### Directive
Please say how many lines of the listing hold "What", with no other words in the answer.

### Data for this exercise
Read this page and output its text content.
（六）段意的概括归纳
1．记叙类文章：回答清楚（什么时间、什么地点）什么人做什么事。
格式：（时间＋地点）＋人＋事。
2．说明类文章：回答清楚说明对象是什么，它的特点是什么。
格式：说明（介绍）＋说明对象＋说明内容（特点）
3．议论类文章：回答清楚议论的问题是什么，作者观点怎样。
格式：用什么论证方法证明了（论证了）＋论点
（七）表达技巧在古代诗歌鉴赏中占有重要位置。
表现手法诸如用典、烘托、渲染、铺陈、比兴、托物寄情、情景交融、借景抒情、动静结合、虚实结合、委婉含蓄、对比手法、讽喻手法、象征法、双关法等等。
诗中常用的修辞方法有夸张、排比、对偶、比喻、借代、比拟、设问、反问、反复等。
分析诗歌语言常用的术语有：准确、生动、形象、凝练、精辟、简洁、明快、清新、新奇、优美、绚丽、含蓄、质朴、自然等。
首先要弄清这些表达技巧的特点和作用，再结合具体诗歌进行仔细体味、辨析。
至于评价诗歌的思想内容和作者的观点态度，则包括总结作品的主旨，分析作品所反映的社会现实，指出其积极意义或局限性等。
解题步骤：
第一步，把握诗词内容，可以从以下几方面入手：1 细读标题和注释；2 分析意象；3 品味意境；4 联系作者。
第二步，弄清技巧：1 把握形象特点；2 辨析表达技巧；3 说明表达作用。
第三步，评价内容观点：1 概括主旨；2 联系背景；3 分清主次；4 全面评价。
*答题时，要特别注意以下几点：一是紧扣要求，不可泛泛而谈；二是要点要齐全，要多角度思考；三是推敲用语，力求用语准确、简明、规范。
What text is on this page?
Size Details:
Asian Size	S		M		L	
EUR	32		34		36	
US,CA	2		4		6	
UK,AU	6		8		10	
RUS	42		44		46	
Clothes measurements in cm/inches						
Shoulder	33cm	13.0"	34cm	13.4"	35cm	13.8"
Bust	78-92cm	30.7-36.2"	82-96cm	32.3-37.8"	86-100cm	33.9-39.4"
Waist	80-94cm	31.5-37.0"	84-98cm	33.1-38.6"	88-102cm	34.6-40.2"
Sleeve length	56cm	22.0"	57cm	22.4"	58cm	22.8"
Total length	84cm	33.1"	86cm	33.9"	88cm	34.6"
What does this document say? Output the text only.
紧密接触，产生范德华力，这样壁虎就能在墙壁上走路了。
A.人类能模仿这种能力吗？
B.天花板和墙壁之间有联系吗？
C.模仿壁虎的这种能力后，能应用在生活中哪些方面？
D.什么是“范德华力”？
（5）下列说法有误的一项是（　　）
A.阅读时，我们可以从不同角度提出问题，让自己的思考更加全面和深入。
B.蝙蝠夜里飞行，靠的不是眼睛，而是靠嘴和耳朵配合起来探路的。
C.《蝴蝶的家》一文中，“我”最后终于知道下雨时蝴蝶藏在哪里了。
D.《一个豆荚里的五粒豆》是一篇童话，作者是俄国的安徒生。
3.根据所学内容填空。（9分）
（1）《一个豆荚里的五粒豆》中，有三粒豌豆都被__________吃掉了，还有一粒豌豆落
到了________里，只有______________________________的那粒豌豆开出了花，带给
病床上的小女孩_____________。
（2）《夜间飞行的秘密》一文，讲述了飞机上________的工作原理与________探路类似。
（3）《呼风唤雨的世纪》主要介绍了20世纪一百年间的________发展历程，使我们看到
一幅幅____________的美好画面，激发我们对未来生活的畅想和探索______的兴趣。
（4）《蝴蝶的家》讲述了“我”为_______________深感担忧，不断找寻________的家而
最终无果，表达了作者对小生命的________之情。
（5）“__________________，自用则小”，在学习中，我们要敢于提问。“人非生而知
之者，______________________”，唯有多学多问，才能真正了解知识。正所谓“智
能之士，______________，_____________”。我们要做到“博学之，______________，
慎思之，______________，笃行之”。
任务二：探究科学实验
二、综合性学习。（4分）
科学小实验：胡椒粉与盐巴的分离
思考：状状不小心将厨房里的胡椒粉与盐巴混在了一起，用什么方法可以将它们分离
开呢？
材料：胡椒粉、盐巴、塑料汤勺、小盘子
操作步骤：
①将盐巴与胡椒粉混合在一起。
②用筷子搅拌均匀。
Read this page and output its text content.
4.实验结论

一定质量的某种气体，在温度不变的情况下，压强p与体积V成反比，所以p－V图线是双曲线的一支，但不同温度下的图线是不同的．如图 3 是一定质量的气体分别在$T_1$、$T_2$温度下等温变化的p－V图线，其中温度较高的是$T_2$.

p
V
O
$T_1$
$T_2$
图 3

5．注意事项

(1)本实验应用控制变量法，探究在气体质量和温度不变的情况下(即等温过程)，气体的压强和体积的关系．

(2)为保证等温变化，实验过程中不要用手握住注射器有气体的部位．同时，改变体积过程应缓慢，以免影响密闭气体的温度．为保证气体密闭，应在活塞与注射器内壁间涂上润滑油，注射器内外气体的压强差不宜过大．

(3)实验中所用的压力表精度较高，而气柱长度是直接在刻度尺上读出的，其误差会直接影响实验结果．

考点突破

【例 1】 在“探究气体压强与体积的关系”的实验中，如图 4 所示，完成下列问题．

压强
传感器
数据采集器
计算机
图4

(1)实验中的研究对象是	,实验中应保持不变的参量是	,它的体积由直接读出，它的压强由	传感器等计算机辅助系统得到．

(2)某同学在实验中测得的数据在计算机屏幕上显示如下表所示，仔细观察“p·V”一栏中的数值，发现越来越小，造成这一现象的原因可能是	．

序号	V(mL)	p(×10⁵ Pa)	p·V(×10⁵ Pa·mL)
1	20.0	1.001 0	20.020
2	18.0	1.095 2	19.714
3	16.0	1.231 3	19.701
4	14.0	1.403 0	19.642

### Final result
2